Work instructions >> Track down every line below that holds "background" and copy it.

Figure contents as structured data:
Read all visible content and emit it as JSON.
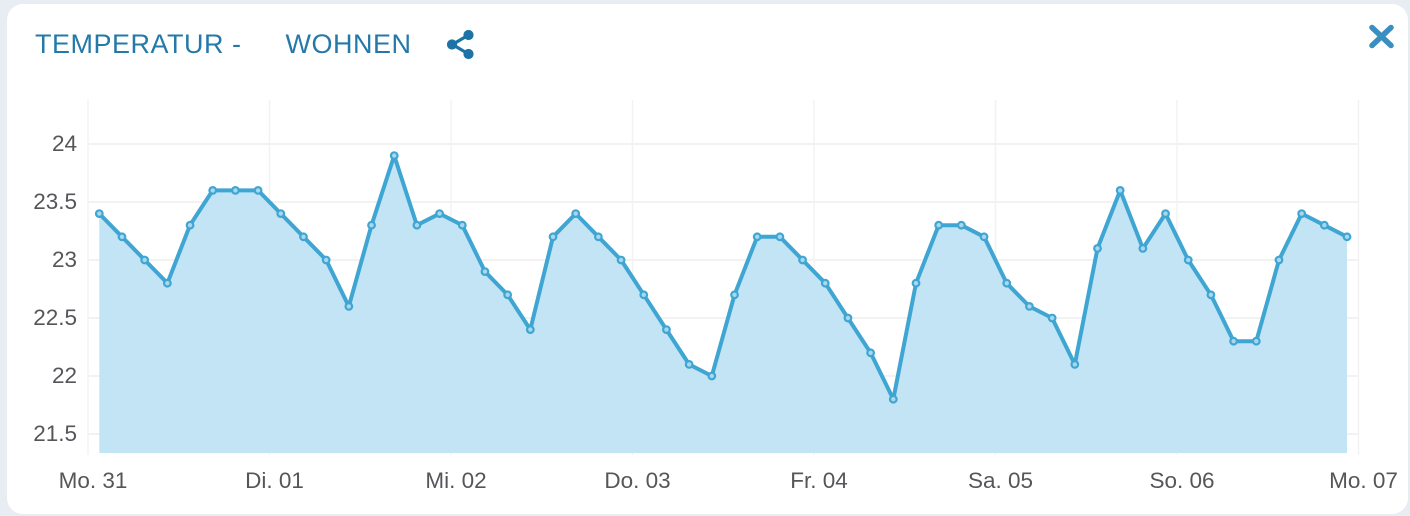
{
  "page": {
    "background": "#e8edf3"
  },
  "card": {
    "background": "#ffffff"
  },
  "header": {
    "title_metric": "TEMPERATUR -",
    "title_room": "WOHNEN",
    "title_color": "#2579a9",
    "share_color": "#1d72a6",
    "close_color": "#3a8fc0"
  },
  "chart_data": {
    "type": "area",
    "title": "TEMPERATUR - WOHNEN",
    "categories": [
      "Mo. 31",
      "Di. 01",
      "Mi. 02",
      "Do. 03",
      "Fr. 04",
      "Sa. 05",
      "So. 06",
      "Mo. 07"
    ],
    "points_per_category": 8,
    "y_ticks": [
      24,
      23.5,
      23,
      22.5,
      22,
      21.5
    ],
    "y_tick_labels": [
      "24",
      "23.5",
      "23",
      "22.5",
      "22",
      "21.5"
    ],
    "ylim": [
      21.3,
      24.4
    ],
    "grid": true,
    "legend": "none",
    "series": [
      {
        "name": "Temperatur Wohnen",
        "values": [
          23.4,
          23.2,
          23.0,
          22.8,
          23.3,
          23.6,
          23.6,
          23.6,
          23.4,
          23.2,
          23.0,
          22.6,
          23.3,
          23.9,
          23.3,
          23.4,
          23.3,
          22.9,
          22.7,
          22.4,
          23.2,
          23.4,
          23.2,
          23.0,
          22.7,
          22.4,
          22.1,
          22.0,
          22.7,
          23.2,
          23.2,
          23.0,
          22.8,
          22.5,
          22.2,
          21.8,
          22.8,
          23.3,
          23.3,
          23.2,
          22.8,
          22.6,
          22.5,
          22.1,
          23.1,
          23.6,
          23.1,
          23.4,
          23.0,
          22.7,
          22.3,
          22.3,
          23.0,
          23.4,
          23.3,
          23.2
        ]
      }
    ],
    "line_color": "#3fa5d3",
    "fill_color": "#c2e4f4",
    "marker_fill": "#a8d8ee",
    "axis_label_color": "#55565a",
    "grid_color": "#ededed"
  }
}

---

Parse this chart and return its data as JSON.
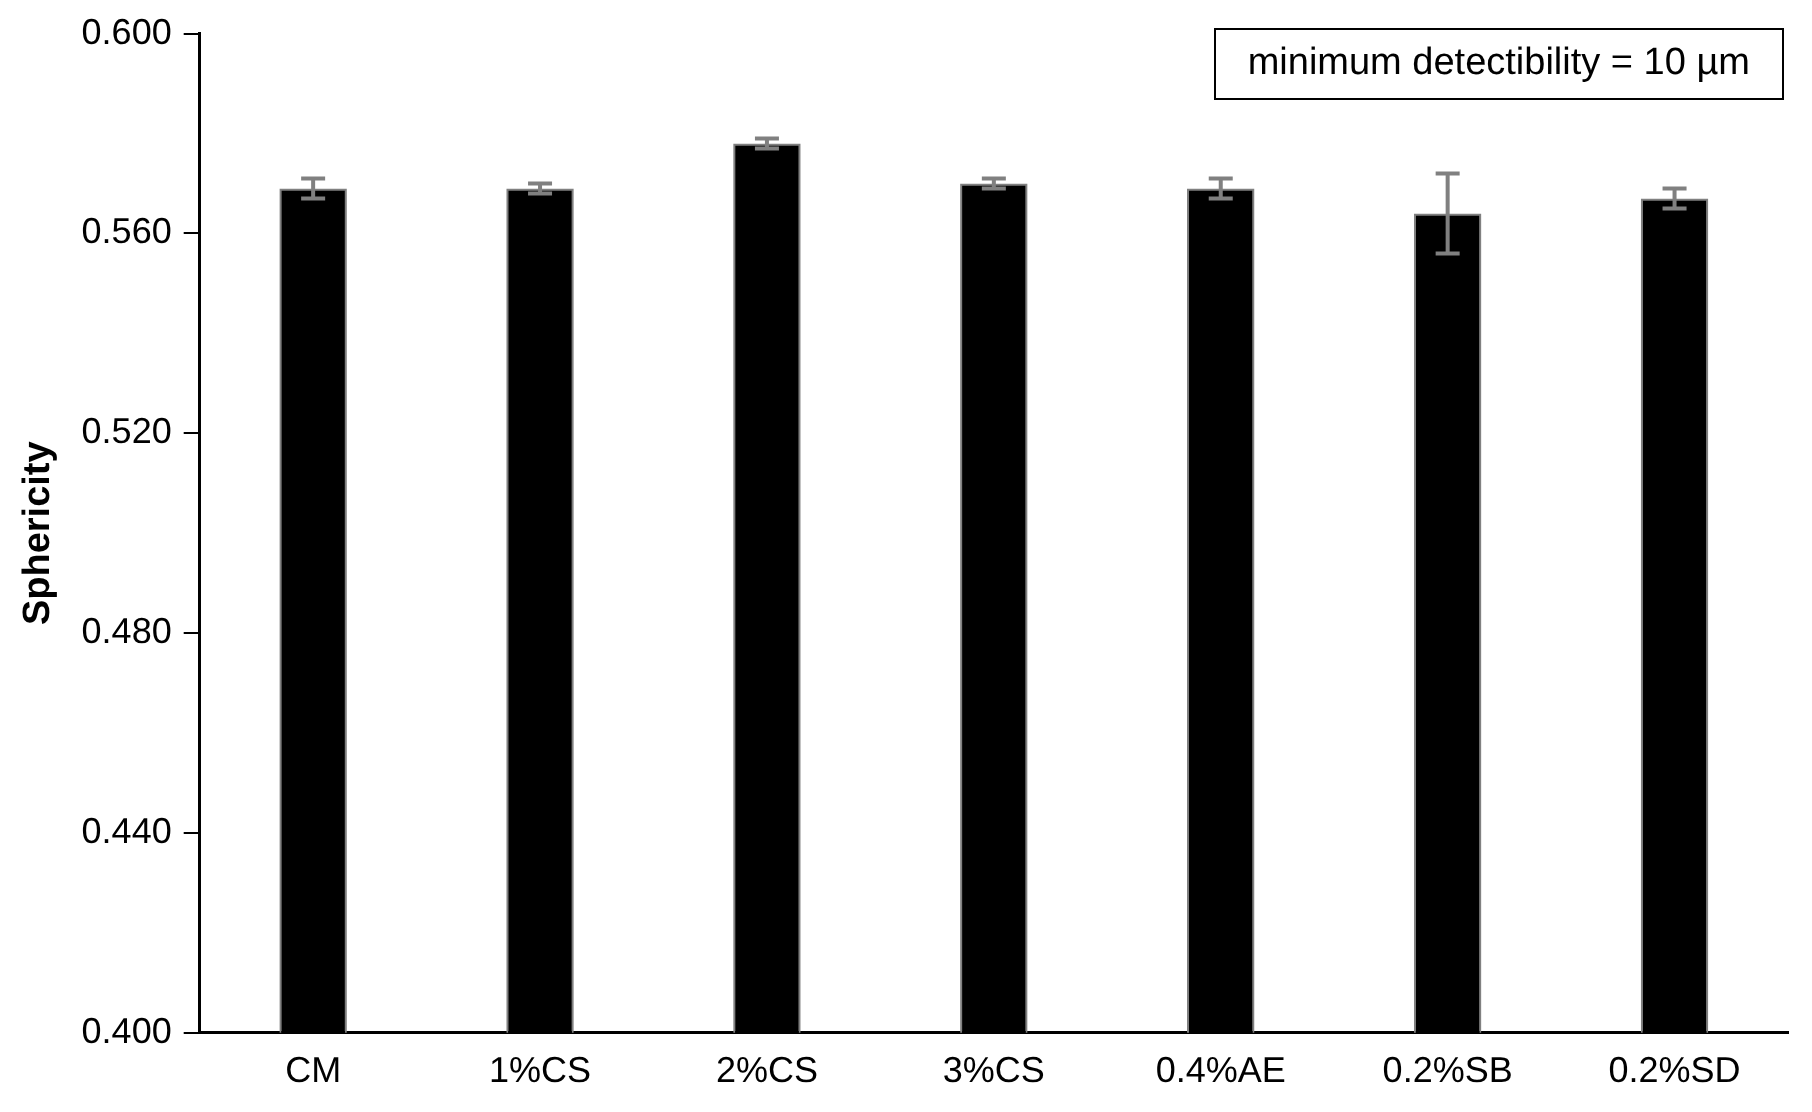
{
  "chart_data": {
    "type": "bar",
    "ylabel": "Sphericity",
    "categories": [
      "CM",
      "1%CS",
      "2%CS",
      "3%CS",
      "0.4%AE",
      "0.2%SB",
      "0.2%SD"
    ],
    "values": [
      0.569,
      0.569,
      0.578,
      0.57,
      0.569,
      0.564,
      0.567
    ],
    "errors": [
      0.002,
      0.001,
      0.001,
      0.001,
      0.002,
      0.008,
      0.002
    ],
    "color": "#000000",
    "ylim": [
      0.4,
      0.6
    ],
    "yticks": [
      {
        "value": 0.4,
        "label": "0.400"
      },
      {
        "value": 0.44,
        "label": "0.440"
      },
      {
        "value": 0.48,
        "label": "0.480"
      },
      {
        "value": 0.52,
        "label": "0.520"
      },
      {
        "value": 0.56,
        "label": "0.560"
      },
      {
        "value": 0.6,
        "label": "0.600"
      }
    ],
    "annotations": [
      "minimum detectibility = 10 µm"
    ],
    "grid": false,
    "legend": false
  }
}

Answer to this task >>
    "background": "#e8edf3"
    "background": "#ffffff"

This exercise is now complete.